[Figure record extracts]
— Begin —
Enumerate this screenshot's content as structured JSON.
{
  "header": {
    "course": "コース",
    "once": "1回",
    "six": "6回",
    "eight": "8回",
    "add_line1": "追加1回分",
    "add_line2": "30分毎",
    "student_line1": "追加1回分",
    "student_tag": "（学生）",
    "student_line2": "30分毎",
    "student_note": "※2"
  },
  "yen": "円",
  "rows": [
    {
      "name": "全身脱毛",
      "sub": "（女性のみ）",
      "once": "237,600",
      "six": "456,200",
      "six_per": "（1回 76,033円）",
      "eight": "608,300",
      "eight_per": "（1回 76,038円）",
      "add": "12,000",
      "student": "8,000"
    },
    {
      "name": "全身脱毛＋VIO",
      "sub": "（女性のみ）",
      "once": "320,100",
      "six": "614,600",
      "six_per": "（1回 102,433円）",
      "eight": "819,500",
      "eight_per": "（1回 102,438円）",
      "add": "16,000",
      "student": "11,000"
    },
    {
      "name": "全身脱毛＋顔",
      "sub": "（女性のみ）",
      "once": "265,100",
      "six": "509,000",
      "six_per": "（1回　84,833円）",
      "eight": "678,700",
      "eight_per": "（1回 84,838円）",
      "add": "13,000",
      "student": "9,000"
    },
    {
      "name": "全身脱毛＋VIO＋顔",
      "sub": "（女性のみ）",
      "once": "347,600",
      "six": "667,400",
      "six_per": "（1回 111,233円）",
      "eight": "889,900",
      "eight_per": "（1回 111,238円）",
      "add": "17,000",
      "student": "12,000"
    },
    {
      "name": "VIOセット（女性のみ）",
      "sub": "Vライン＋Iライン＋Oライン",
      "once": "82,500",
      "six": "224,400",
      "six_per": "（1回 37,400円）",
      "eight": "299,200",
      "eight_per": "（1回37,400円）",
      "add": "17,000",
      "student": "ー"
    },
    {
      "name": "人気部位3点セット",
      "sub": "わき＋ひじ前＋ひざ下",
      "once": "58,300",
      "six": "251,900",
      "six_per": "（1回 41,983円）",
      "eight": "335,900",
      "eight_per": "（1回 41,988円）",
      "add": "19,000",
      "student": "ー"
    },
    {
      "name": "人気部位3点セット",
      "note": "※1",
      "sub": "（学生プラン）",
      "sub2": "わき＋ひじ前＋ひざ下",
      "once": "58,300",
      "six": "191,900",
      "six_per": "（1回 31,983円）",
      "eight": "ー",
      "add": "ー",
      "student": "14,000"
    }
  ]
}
— End —
**What the exercise asks**
Gather from the records above every line containing the string "全身脱毛".

**Correct output**
      "name": "全身脱毛",
      "name": "全身脱毛＋VIO",
      "name": "全身脱毛＋顔",
      "name": "全身脱毛＋VIO＋顔",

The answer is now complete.